◆ Extracted records
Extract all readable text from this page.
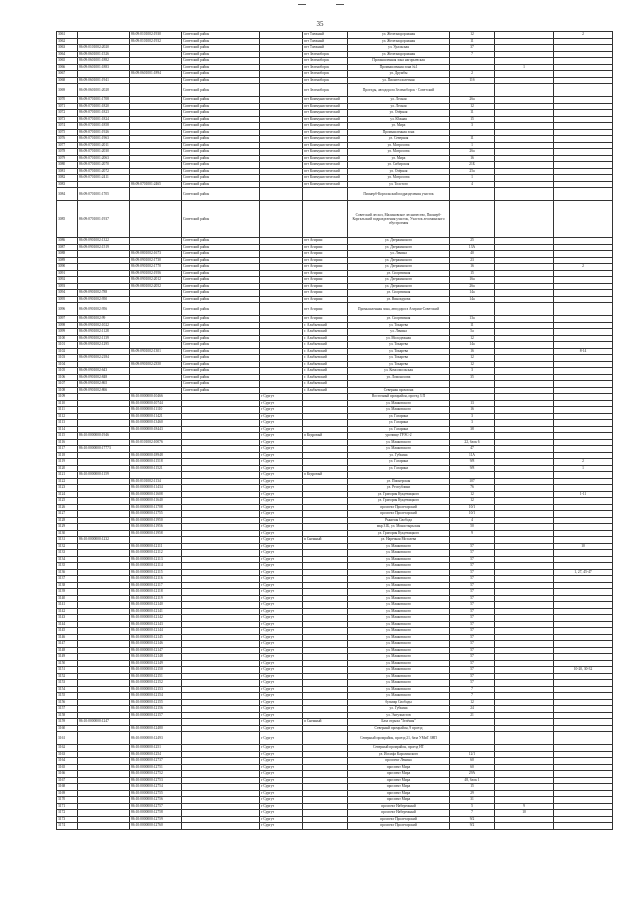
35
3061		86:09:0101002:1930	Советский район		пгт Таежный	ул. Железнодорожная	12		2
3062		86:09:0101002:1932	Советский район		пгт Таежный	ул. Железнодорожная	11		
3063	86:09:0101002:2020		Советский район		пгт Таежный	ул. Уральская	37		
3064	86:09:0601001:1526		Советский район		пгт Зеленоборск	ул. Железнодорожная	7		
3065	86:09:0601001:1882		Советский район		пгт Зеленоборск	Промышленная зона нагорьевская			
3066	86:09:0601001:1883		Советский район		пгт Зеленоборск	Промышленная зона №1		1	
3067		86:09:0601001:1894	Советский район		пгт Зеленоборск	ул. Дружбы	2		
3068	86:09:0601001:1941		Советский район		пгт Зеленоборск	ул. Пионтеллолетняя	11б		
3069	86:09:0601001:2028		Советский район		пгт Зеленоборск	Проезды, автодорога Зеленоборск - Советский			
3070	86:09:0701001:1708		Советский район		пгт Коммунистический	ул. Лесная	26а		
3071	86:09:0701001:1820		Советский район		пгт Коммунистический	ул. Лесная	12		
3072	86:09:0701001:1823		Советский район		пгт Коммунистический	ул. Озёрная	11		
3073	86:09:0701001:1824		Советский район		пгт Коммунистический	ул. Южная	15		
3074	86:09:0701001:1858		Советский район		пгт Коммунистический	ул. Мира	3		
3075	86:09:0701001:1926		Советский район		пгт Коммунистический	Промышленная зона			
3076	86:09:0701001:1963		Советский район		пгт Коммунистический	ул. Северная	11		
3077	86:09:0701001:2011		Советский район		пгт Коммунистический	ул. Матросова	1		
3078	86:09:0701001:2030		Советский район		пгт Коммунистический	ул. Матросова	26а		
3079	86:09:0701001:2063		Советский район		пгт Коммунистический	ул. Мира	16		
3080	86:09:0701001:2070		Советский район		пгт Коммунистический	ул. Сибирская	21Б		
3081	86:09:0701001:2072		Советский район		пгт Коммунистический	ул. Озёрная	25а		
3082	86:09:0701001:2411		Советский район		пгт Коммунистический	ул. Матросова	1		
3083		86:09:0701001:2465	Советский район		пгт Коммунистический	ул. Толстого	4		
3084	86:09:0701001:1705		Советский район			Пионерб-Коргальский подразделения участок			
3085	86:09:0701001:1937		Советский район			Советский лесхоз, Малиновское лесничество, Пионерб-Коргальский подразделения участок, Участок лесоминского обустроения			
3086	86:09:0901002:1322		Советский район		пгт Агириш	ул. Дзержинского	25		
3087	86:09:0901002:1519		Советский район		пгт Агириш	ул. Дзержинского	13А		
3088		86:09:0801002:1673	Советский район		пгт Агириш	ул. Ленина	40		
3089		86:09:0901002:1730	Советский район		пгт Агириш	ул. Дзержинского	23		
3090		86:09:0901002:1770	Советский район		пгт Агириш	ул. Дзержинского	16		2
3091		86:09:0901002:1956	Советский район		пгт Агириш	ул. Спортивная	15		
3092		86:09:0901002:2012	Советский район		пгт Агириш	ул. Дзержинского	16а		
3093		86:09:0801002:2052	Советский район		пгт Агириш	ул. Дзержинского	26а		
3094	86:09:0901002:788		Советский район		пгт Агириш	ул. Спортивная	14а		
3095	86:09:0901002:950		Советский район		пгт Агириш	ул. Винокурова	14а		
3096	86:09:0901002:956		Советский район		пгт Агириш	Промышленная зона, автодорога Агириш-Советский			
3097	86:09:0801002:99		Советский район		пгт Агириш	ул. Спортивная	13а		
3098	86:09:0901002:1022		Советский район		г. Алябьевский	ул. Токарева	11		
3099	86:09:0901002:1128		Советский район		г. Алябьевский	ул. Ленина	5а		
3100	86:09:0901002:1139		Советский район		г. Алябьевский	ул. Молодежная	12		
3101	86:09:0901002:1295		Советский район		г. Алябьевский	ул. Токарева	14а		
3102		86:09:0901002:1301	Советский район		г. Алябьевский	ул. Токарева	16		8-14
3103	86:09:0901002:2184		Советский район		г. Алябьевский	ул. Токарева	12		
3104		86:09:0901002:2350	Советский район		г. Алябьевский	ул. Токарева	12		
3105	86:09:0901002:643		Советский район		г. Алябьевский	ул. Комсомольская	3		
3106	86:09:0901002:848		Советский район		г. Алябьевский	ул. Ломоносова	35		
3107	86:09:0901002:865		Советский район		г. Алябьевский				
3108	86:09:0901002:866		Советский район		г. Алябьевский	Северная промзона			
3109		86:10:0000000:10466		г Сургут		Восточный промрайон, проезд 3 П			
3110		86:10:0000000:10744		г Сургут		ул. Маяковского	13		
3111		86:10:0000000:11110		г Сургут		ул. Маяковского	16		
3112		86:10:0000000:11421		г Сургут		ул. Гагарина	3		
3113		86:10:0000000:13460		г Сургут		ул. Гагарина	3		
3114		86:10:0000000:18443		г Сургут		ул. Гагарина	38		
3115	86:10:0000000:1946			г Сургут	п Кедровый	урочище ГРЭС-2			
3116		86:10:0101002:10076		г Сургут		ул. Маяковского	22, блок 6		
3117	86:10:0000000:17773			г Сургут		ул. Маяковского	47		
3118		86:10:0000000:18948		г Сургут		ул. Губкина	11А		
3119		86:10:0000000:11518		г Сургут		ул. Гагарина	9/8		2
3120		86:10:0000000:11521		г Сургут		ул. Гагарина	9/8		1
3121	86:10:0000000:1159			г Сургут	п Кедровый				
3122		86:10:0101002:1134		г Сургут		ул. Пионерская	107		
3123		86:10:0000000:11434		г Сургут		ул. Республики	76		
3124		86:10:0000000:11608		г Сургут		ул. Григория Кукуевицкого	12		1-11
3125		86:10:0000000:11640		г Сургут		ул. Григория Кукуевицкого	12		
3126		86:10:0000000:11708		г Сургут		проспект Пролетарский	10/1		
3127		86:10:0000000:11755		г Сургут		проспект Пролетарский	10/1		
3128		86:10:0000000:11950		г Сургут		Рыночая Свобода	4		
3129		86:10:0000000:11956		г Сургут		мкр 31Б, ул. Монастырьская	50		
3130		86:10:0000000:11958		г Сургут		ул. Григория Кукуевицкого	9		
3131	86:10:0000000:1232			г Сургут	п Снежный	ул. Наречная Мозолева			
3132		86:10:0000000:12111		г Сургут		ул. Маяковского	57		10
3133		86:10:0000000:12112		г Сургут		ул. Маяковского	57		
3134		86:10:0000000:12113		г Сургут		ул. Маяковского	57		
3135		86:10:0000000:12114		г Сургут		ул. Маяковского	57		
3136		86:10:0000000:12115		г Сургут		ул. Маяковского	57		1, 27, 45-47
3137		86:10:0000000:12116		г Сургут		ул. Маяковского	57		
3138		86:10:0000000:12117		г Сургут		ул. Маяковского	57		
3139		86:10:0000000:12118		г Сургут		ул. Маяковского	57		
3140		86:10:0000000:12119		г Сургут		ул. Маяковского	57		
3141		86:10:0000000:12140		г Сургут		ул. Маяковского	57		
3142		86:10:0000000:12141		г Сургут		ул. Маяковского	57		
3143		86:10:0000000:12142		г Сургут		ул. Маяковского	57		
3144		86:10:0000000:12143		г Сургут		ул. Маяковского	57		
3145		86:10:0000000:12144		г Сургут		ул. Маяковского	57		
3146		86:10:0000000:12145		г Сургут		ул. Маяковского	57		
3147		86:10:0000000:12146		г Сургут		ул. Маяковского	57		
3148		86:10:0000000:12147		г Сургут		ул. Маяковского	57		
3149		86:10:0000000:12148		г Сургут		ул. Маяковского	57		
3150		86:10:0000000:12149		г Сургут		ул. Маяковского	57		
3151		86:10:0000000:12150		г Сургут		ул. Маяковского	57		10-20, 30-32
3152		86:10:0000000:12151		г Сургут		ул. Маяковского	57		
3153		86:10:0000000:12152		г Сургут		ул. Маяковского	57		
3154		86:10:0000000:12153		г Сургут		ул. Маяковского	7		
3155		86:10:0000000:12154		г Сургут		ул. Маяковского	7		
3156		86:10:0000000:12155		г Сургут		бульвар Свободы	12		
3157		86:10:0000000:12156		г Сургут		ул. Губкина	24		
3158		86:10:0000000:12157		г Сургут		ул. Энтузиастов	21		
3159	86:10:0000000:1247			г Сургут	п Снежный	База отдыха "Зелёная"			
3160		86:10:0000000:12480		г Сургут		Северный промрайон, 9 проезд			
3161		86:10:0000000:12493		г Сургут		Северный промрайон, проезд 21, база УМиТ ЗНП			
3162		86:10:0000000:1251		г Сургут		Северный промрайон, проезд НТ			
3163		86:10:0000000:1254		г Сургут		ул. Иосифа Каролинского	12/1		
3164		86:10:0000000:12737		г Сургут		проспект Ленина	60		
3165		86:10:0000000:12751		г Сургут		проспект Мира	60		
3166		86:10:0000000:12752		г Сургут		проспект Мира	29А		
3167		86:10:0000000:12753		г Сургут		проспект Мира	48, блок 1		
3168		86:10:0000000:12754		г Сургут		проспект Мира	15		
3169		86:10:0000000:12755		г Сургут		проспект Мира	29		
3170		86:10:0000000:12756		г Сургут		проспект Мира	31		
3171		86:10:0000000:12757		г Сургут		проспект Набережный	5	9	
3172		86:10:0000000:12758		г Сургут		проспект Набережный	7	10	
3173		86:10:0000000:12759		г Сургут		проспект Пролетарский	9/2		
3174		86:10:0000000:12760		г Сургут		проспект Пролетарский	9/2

◆ The request
Copy all lines from the entries that contain the word "участок".

◆ Finished answer
3084	86:09:0701001:1705		Советский район			Пионерб-Коргальский подразделения участок			
3085	86:09:0701001:1937		Советский район			Советский лесхоз, Малиновское лесничество, Пионерб-Коргальский подразделения участок, Участок лесоминского обустроения			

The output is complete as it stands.